- **Goal**: Give the listing again exactly, omitting its images.

Collected data entries:
---+---
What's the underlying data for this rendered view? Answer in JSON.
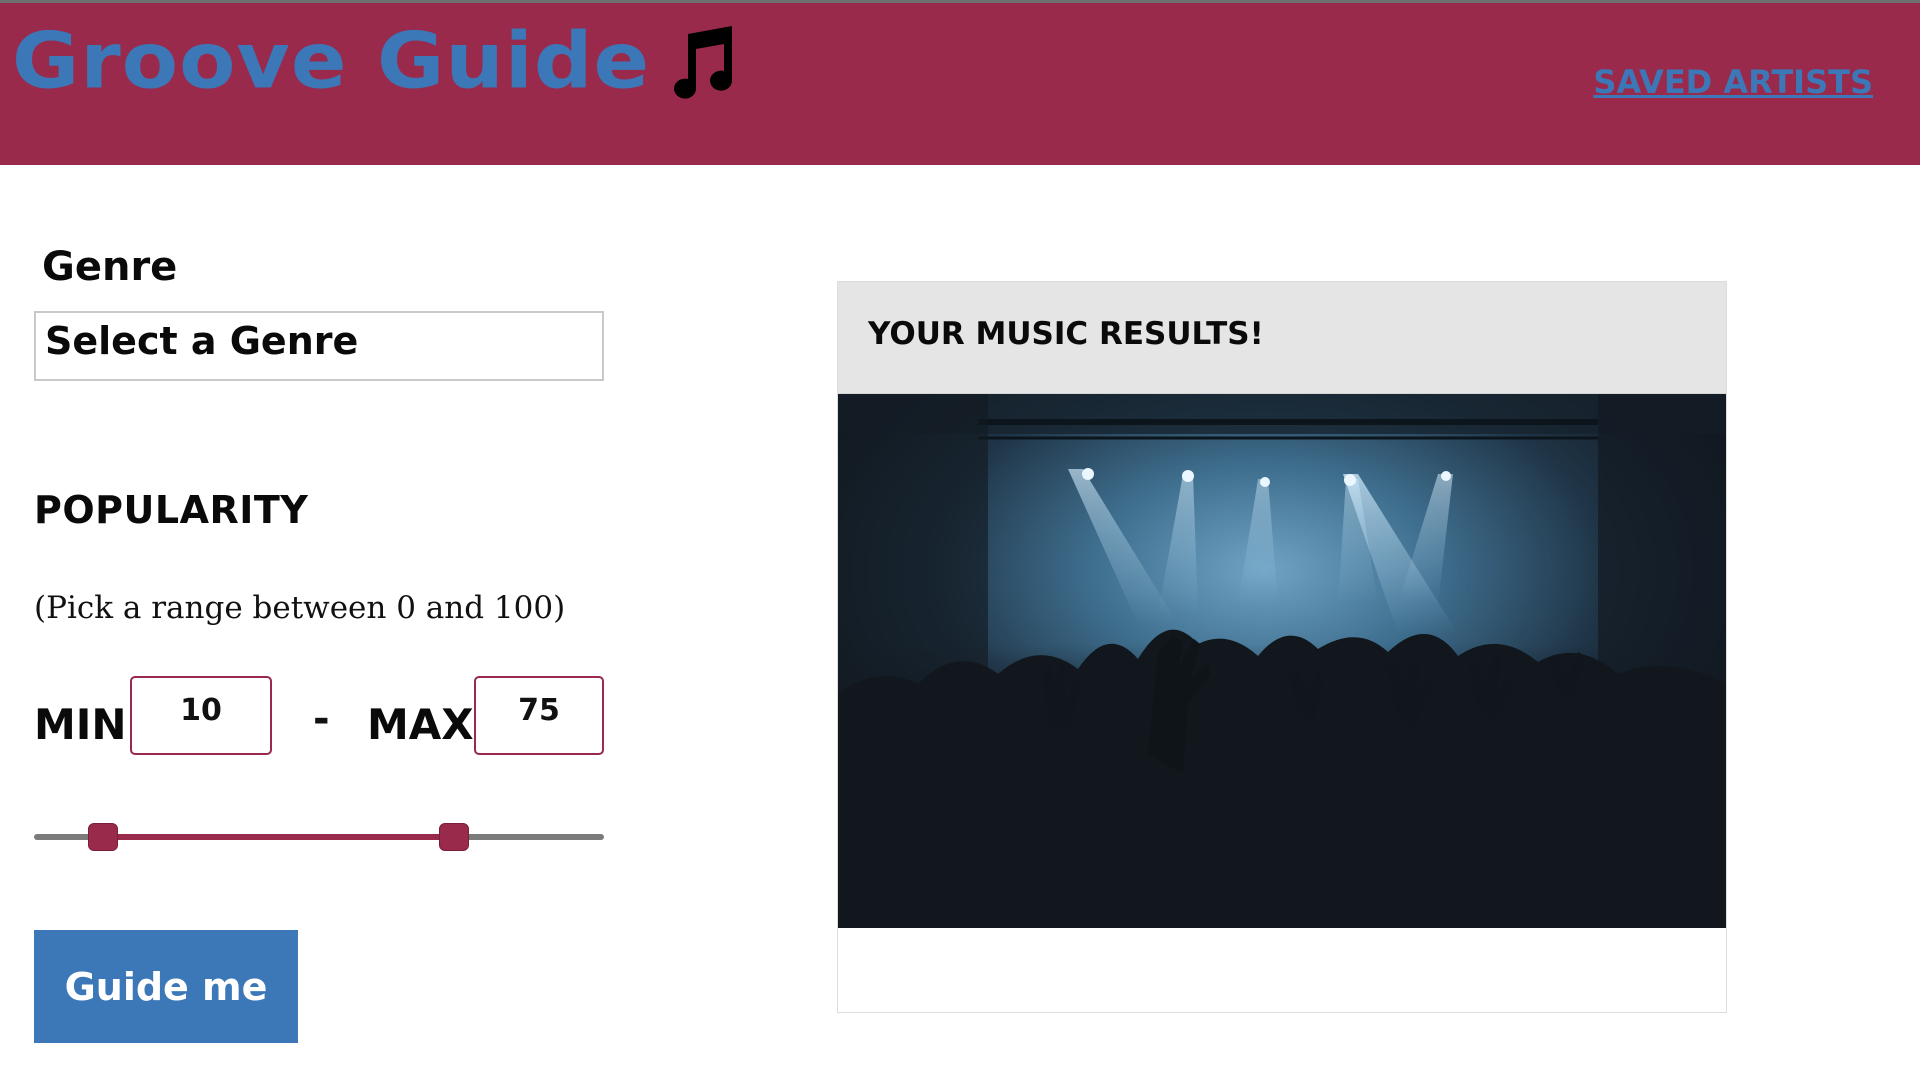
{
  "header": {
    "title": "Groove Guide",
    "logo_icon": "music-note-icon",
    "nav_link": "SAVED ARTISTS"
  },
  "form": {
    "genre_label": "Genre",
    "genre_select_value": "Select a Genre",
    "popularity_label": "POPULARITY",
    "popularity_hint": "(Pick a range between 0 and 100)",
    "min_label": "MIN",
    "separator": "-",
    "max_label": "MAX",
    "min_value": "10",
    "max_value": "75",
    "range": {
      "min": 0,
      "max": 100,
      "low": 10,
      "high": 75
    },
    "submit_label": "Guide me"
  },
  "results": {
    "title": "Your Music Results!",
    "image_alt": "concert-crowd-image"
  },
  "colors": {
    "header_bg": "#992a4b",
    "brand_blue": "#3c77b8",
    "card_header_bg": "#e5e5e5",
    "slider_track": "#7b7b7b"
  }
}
---+---
- **Exercise response**:
What's the underlying data for this rendered view? Answer in JSON.
{
  "header": {
    "title": "Groove Guide",
    "logo_icon": "music-note-icon",
    "nav_link": "SAVED ARTISTS"
  },
  "form": {
    "genre_label": "Genre",
    "genre_select_value": "Select a Genre",
    "popularity_label": "POPULARITY",
    "popularity_hint": "(Pick a range between 0 and 100)",
    "min_label": "MIN",
    "separator": "-",
    "max_label": "MAX",
    "min_value": "10",
    "max_value": "75",
    "range": {
      "min": 0,
      "max": 100,
      "low": 10,
      "high": 75
    },
    "submit_label": "Guide me"
  },
  "results": {
    "title": "Your Music Results!",
    "image_alt": "concert-crowd-image"
  },
  "colors": {
    "header_bg": "#992a4b",
    "brand_blue": "#3c77b8",
    "card_header_bg": "#e5e5e5",
    "slider_track": "#7b7b7b"
  }
}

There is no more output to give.